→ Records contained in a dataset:
- Opening Delimiter -

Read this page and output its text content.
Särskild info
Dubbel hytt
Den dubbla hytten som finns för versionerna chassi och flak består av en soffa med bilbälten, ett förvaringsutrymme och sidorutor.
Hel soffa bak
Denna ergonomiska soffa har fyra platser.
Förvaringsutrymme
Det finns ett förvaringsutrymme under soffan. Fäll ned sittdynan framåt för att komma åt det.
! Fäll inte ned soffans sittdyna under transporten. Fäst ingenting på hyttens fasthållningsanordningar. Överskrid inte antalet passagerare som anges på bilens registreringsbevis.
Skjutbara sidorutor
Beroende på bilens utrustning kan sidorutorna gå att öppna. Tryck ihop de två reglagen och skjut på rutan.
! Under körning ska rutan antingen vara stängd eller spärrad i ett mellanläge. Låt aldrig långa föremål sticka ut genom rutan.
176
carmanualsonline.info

- Closing Delimiter -

→ WHAT YOU WILL DO: Transcribe each entry word for word.

→ EXERCISE OUTPUT:
Read this page and output its text content.
Särskild info
Dubbel hytt
Den dubbla hytten som finns för versionerna chassi och flak består av en soffa med bilbälten, ett förvaringsutrymme och sidorutor.
Hel soffa bak
Denna ergonomiska soffa har fyra platser.
Förvaringsutrymme
Det finns ett förvaringsutrymme under soffan. Fäll ned sittdynan framåt för att komma åt det.
! Fäll inte ned soffans sittdyna under transporten. Fäst ingenting på hyttens fasthållningsanordningar. Överskrid inte antalet passagerare som anges på bilens registreringsbevis.
Skjutbara sidorutor
Beroende på bilens utrustning kan sidorutorna gå att öppna. Tryck ihop de två reglagen och skjut på rutan.
! Under körning ska rutan antingen vara stängd eller spärrad i ett mellanläge. Låt aldrig långa föremål sticka ut genom rutan.
176
carmanualsonline.info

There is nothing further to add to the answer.